* _Written exercise_: Which lines hold the string "xlabel"? Copy every one of them.

* _Exercise input_:

—————

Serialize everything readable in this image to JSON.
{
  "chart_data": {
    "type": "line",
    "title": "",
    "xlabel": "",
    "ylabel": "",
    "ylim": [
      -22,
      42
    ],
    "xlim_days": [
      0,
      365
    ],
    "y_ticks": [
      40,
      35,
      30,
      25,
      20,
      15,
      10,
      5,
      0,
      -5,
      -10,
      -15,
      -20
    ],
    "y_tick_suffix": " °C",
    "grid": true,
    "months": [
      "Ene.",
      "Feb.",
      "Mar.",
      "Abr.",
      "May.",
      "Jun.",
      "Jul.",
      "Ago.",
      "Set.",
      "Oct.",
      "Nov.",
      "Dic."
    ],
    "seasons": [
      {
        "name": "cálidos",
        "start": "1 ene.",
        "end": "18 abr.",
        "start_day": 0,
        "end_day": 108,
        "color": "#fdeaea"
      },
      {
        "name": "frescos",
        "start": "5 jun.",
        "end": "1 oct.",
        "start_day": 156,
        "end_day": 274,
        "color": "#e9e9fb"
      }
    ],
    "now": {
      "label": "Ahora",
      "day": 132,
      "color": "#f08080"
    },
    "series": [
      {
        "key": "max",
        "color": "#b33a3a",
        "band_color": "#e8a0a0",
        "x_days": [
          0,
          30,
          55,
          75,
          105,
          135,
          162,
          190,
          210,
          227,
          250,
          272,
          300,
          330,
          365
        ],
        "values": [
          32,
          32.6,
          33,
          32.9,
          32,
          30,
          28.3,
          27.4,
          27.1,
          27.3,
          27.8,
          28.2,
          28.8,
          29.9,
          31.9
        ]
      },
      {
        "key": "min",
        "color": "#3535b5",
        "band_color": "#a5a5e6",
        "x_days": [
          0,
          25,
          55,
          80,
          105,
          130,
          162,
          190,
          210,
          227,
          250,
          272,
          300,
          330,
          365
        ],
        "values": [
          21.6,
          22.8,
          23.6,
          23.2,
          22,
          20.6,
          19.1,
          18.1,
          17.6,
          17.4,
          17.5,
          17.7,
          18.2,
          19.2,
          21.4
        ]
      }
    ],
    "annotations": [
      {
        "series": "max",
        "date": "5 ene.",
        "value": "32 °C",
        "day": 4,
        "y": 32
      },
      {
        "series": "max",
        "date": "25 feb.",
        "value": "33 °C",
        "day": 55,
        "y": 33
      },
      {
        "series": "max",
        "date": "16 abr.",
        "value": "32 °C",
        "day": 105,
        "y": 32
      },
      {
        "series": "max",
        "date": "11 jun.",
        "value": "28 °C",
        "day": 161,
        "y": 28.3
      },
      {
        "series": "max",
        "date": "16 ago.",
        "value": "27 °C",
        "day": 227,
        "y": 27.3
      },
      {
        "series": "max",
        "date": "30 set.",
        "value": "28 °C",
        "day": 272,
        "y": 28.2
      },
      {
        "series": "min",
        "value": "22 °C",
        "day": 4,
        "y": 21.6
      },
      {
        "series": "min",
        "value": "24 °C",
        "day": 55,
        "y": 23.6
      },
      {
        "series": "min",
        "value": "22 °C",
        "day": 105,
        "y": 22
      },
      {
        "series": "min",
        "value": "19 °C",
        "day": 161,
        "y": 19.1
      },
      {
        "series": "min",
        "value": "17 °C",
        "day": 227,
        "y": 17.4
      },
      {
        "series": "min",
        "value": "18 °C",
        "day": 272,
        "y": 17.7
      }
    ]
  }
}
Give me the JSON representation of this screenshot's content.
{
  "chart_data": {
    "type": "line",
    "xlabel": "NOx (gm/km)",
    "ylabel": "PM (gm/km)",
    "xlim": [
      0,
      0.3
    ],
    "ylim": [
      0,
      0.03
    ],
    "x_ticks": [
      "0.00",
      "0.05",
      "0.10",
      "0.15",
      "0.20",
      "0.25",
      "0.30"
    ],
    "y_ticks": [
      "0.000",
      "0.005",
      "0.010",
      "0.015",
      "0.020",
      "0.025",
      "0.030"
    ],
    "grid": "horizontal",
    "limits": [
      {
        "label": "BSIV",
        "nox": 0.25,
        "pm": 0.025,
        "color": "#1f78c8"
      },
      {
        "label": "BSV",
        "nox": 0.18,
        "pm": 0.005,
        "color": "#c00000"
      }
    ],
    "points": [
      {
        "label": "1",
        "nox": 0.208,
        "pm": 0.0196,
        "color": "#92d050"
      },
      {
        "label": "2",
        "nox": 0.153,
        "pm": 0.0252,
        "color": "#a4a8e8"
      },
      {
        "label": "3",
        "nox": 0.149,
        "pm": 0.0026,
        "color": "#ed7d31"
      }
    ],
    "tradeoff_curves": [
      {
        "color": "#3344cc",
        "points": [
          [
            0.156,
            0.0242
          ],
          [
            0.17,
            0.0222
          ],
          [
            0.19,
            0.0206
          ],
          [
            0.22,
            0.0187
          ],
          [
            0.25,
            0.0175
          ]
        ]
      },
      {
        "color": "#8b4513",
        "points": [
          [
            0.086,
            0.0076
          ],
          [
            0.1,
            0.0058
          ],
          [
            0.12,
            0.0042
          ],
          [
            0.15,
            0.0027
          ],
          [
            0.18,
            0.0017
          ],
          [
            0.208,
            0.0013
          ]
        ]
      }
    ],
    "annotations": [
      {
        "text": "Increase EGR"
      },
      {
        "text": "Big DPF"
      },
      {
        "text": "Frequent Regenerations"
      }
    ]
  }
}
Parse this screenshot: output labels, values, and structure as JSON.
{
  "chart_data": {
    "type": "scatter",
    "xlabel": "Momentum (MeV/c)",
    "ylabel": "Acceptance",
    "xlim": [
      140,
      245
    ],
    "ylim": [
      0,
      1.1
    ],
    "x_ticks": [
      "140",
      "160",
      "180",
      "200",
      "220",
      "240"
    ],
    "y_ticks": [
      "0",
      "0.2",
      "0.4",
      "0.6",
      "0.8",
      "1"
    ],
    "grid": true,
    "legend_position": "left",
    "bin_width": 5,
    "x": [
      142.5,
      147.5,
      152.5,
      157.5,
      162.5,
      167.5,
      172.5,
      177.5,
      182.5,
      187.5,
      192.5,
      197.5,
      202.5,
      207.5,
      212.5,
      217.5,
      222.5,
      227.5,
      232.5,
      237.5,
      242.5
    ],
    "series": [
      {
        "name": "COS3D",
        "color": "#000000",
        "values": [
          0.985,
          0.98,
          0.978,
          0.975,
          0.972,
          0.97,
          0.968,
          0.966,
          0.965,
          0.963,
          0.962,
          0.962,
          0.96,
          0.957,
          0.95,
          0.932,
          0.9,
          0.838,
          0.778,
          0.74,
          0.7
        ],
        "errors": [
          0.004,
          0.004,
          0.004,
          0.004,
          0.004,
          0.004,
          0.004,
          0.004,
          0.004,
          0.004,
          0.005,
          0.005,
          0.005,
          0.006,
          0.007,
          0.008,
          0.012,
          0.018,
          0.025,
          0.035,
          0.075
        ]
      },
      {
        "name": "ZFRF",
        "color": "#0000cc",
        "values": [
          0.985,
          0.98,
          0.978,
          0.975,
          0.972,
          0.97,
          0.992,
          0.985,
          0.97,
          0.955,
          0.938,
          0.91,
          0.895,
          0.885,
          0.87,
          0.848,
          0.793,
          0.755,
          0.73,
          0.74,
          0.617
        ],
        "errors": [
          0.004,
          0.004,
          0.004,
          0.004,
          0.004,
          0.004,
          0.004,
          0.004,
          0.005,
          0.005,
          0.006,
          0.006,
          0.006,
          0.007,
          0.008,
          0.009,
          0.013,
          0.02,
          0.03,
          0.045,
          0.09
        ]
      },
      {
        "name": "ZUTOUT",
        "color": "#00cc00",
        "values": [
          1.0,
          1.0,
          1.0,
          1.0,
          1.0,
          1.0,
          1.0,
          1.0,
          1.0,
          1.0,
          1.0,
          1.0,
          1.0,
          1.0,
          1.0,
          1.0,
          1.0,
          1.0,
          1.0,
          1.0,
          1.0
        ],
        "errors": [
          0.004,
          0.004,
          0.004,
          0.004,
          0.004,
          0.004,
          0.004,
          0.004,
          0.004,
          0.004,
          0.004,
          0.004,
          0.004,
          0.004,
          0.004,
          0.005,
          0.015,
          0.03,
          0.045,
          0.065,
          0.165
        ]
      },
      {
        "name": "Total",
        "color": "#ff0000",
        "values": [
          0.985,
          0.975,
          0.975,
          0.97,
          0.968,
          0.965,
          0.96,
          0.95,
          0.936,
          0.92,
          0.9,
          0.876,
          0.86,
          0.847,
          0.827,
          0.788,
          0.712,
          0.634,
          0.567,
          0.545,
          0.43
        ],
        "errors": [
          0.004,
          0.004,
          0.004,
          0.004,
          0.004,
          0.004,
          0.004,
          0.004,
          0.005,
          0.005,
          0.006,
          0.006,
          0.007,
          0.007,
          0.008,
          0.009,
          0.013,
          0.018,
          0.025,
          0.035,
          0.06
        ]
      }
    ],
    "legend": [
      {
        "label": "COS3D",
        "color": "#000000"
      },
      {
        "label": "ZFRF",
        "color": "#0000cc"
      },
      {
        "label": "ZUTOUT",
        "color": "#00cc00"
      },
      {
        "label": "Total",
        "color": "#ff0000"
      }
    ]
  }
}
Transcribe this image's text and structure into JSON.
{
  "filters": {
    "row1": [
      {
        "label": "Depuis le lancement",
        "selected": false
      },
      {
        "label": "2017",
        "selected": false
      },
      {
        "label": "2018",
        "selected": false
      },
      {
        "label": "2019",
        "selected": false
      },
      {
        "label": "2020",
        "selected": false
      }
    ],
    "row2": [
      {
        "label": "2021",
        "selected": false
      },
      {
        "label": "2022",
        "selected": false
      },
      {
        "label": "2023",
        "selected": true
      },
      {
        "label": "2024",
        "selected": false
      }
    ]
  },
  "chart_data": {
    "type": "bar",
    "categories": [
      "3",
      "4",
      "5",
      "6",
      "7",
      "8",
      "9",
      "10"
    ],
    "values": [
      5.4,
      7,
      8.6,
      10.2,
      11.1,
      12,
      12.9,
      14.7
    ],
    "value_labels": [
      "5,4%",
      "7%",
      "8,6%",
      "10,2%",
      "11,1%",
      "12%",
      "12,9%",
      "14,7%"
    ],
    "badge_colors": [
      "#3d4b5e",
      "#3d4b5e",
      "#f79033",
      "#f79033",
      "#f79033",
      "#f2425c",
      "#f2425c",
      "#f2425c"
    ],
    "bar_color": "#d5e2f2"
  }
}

—————

* _Reply to the exercise_:
    "xlabel": "",
    "xlabel": "NOx (gm/km)",
    "xlabel": "Momentum (MeV/c)",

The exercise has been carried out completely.